- **Instructions for the task**: Format every line of the entries below as a Markdown table with the columns "Row" and "Line", numbering the rows in order and omitting blank lines. Leave the pictures out of the table.

Dataset records:

────────

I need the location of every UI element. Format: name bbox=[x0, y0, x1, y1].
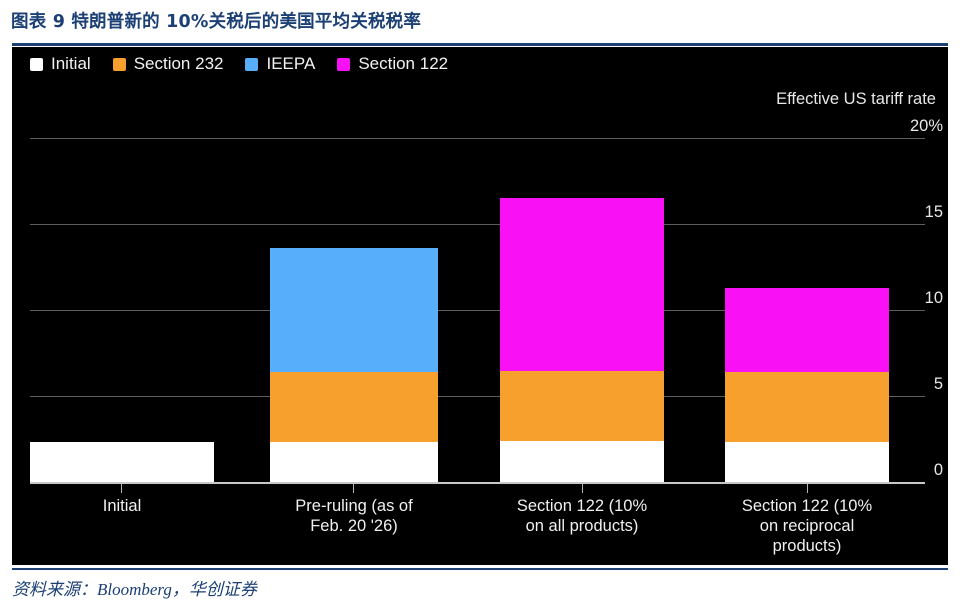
bar-pre-ruling[interactable] bbox=[270, 248, 438, 482]
bar-segment-section-232 bbox=[725, 372, 889, 442]
xtick-initial bbox=[121, 484, 122, 493]
ytick-label-20: 20% bbox=[910, 118, 943, 135]
bar-section-122-reciprocal[interactable] bbox=[725, 288, 889, 482]
xaxis-label-section-122-all: Section 122 (10% on all products) bbox=[500, 496, 664, 536]
bar-segment-section-232 bbox=[270, 372, 438, 442]
xaxis-label-section-122-reciprocal: Section 122 (10% on reciprocal products) bbox=[725, 496, 889, 556]
bar-segment-section-122 bbox=[725, 288, 889, 372]
xaxis-label-initial: Initial bbox=[42, 496, 202, 516]
bar-segment-section-232 bbox=[500, 371, 664, 441]
bar-segment-section-122 bbox=[500, 198, 664, 371]
axis-baseline bbox=[30, 482, 925, 484]
chart-panel: Initial Section 232 IEEPA Section 122 Ef… bbox=[12, 47, 948, 565]
bar-segment-initial bbox=[725, 442, 889, 482]
footer-divider bbox=[12, 568, 948, 570]
source-note: 资料来源：Bloomberg，华创证券 bbox=[12, 575, 257, 600]
xaxis-label-pre-ruling: Pre-ruling (as of Feb. 20 '26) bbox=[270, 496, 438, 536]
ytick-label-5: 5 bbox=[934, 376, 943, 393]
ytick-label-10: 10 bbox=[925, 290, 943, 307]
bar-section-122-all[interactable] bbox=[500, 198, 664, 482]
bar-segment-initial bbox=[30, 442, 214, 482]
gridline-20 bbox=[30, 138, 925, 139]
bar-segment-initial bbox=[500, 441, 664, 482]
page-title: 图表 9 特朗普新的 10%关税后的美国平均关税税率 bbox=[0, 8, 421, 33]
bar-initial[interactable] bbox=[30, 442, 214, 482]
ytick-label-15: 15 bbox=[925, 204, 943, 221]
xtick-section-122-all bbox=[582, 484, 583, 493]
ytick-label-0: 0 bbox=[934, 462, 943, 479]
title-bar: 图表 9 特朗普新的 10%关税后的美国平均关税税率 bbox=[0, 0, 960, 40]
xtick-pre-ruling bbox=[353, 484, 354, 493]
xtick-section-122-reciprocal bbox=[807, 484, 808, 493]
title-divider bbox=[12, 43, 948, 46]
bar-segment-initial bbox=[270, 442, 438, 482]
bar-segment-ieepa bbox=[270, 248, 438, 372]
plot-area: 20% 15 10 5 0 Initial Pre-ruling (as of … bbox=[12, 47, 948, 565]
gridline-15 bbox=[30, 224, 925, 225]
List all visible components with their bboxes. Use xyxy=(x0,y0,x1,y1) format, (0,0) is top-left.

────────

- **Answer for this exercise**:
| Row | Line |
|---|---|
| 1 | I need the location of every UI element. Format: name bbox=[x0, y0, x1, y1]. |
| 2 | bar-pre-ruling[interactable] bbox=[270, 248, 438, 482] |
| 3 | bar-segment-section-232 bbox=[725, 372, 889, 442] |
| 4 | xtick-initial bbox=[121, 484, 122, 493] |
| 5 | ytick-label-20: 20% bbox=[910, 118, 943, 135] |
| 6 | bar-section-122-reciprocal[interactable] bbox=[725, 288, 889, 482] |
| 7 | xaxis-label-section-122-all: Section 122 (10% on all products) bbox=[500, 496, 664, 536] |
| 8 | bar-segment-section-232 bbox=[270, 372, 438, 442] |
| 9 | xaxis-label-section-122-reciprocal: Section 122 (10% on reciprocal products) bbox=[725, 496, 889, 556] |
| 10 | bar-segment-section-122 bbox=[725, 288, 889, 372] |
| 11 | xaxis-label-initial: Initial bbox=[42, 496, 202, 516] |
| 12 | bar-segment-section-232 bbox=[500, 371, 664, 441] |
| 13 | bar-segment-section-122 bbox=[500, 198, 664, 371] |
| 14 | axis-baseline bbox=[30, 482, 925, 484] |
| 15 | chart-panel: Initial Section 232 IEEPA Section 122 Ef… bbox=[12, 47, 948, 565] |
| 16 | bar-segment-initial bbox=[725, 442, 889, 482] |
| 17 | footer-divider bbox=[12, 568, 948, 570] |
| 18 | source-note: 资料来源：Bloomberg，华创证券 bbox=[12, 575, 257, 600] |
| 19 | xaxis-label-pre-ruling: Pre-ruling (as of Feb. 20 '26) bbox=[270, 496, 438, 536] |
| 20 | ytick-label-5: 5 bbox=[934, 376, 943, 393] |
| 21 | ytick-label-10: 10 bbox=[925, 290, 943, 307] |
| 22 | bar-section-122-all[interactable] bbox=[500, 198, 664, 482] |
| 23 | bar-segment-initial bbox=[30, 442, 214, 482] |
| 24 | gridline-20 bbox=[30, 138, 925, 139] |
| 25 | bar-segment-initial bbox=[500, 441, 664, 482] |
| 26 | page-title: 图表 9 特朗普新的 10%关税后的美国平均关税税率 bbox=[0, 8, 421, 33] |
| 27 | bar-initial[interactable] bbox=[30, 442, 214, 482] |
| 28 | ytick-label-15: 15 bbox=[925, 204, 943, 221] |
| 29 | xtick-section-122-all bbox=[582, 484, 583, 493] |
| 30 | ytick-label-0: 0 bbox=[934, 462, 943, 479] |
| 31 | title-bar: 图表 9 特朗普新的 10%关税后的美国平均关税税率 bbox=[0, 0, 960, 40] |
| 32 | xtick-pre-ruling bbox=[353, 484, 354, 493] |
| 33 | xtick-section-122-reciprocal bbox=[807, 484, 808, 493] |
| 34 | title-divider bbox=[12, 43, 948, 46] |
| 35 | bar-segment-initial bbox=[270, 442, 438, 482] |
| 36 | bar-segment-ieepa bbox=[270, 248, 438, 372] |
| 37 | plot-area: 20% 15 10 5 0 Initial Pre-ruling (as of … bbox=[12, 47, 948, 565] |
| 38 | gridline-15 bbox=[30, 224, 925, 225] |
| 39 | List all visible components with their bboxes. Use xyxy=(x0,y0,x1,y1) format, (0,0) is top-left. |